● Stated exercise
Rewrite every line of the entries below as a JSON list of strings, one string per line, with blank lines left out.

Some entries
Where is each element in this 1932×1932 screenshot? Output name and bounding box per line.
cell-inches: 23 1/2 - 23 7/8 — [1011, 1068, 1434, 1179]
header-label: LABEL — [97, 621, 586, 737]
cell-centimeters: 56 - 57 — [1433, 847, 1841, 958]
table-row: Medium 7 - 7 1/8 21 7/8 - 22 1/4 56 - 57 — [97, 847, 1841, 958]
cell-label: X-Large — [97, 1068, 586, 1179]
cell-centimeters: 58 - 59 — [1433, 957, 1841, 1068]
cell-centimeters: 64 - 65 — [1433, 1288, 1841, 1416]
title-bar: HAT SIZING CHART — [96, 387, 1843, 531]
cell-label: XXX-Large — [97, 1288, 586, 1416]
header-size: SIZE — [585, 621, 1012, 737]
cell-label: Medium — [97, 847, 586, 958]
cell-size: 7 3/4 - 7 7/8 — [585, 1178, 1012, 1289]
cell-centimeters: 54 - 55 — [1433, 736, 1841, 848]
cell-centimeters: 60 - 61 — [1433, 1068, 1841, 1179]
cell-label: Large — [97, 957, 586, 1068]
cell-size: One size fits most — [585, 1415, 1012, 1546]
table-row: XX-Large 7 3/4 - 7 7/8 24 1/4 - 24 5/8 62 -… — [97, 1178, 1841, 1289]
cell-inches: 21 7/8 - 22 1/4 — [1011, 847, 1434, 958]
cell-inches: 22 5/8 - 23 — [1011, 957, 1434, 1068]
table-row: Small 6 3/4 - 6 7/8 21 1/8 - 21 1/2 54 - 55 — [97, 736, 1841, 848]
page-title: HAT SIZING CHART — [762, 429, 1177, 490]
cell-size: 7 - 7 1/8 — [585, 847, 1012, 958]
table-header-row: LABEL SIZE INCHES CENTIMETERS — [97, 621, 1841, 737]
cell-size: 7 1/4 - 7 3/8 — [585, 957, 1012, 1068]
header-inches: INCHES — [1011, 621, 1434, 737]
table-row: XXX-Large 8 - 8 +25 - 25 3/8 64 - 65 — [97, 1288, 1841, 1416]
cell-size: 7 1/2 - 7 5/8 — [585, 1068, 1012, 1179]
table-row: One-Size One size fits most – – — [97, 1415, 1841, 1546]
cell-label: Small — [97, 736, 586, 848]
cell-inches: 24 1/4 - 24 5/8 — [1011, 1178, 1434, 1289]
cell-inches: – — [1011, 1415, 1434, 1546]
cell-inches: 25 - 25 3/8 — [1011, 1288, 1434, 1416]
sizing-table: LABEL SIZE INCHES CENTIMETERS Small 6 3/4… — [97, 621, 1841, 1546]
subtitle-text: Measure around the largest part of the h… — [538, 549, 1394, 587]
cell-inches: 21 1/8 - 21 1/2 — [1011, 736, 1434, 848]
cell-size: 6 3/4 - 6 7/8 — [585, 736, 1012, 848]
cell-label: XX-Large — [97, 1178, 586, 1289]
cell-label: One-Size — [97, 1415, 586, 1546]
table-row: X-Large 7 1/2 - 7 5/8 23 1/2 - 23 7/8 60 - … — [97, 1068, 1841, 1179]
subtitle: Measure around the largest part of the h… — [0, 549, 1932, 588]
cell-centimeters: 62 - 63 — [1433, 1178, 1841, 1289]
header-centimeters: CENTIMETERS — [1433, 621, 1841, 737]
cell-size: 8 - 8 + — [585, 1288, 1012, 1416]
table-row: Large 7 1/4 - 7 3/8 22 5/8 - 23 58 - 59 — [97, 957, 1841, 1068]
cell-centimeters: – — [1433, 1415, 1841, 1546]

● Expected output
[
  "Where is each element in this 1932×1932 screenshot? Output name and bounding box per line.",
  "cell-inches: 23 1/2 - 23 7/8 — [1011, 1068, 1434, 1179]",
  "header-label: LABEL — [97, 621, 586, 737]",
  "cell-centimeters: 56 - 57 — [1433, 847, 1841, 958]",
  "table-row: Medium 7 - 7 1/8 21 7/8 - 22 1/4 56 - 57 — [97, 847, 1841, 958]",
  "cell-label: X-Large — [97, 1068, 586, 1179]",
  "cell-centimeters: 58 - 59 — [1433, 957, 1841, 1068]",
  "cell-centimeters: 64 - 65 — [1433, 1288, 1841, 1416]",
  "title-bar: HAT SIZING CHART — [96, 387, 1843, 531]",
  "cell-label: XXX-Large — [97, 1288, 586, 1416]",
  "header-size: SIZE — [585, 621, 1012, 737]",
  "cell-label: Medium — [97, 847, 586, 958]",
  "cell-size: 7 3/4 - 7 7/8 — [585, 1178, 1012, 1289]",
  "cell-centimeters: 54 - 55 — [1433, 736, 1841, 848]",
  "cell-centimeters: 60 - 61 — [1433, 1068, 1841, 1179]",
  "cell-label: Large — [97, 957, 586, 1068]",
  "cell-size: One size fits most — [585, 1415, 1012, 1546]",
  "table-row: XX-Large 7 3/4 - 7 7/8 24 1/4 - 24 5/8 62 -… — [97, 1178, 1841, 1289]",
  "cell-inches: 21 7/8 - 22 1/4 — [1011, 847, 1434, 958]",
  "cell-inches: 22 5/8 - 23 — [1011, 957, 1434, 1068]",
  "table-row: Small 6 3/4 - 6 7/8 21 1/8 - 21 1/2 54 - 55 — [97, 736, 1841, 848]",
  "page-title: HAT SIZING CHART — [762, 429, 1177, 490]",
  "cell-size: 7 - 7 1/8 — [585, 847, 1012, 958]",
  "table-header-row: LABEL SIZE INCHES CENTIMETERS — [97, 621, 1841, 737]",
  "cell-size: 7 1/4 - 7 3/8 — [585, 957, 1012, 1068]",
  "header-inches: INCHES — [1011, 621, 1434, 737]",
  "table-row: XXX-Large 8 - 8 +25 - 25 3/8 64 - 65 — [97, 1288, 1841, 1416]",
  "cell-size: 7 1/2 - 7 5/8 — [585, 1068, 1012, 1179]",
  "table-row: One-Size One size fits most – – — [97, 1415, 1841, 1546]",
  "cell-label: Small — [97, 736, 586, 848]",
  "cell-inches: 24 1/4 - 24 5/8 — [1011, 1178, 1434, 1289]",
  "cell-inches: – — [1011, 1415, 1434, 1546]",
  "cell-inches: 25 - 25 3/8 — [1011, 1288, 1434, 1416]",
  "sizing-table: LABEL SIZE INCHES CENTIMETERS Small 6 3/4… — [97, 621, 1841, 1546]",
  "subtitle-text: Measure around the largest part of the h… — [538, 549, 1394, 587]",
  "cell-inches: 21 1/8 - 21 1/2 — [1011, 736, 1434, 848]",
  "cell-size: 6 3/4 - 6 7/8 — [585, 736, 1012, 848]",
  "cell-label: XX-Large — [97, 1178, 586, 1289]",
  "cell-label: One-Size — [97, 1415, 586, 1546]",
  "table-row: X-Large 7 1/2 - 7 5/8 23 1/2 - 23 7/8 60 - … — [97, 1068, 1841, 1179]",
  "subtitle: Measure around the largest part of the h… — [0, 549, 1932, 588]",
  "cell-centimeters: 62 - 63 — [1433, 1178, 1841, 1289]",
  "header-centimeters: CENTIMETERS — [1433, 621, 1841, 737]",
  "cell-size: 8 - 8 + — [585, 1288, 1012, 1416]",
  "table-row: Large 7 1/4 - 7 3/8 22 5/8 - 23 58 - 59 — [97, 957, 1841, 1068]",
  "cell-centimeters: – — [1433, 1415, 1841, 1546]"
]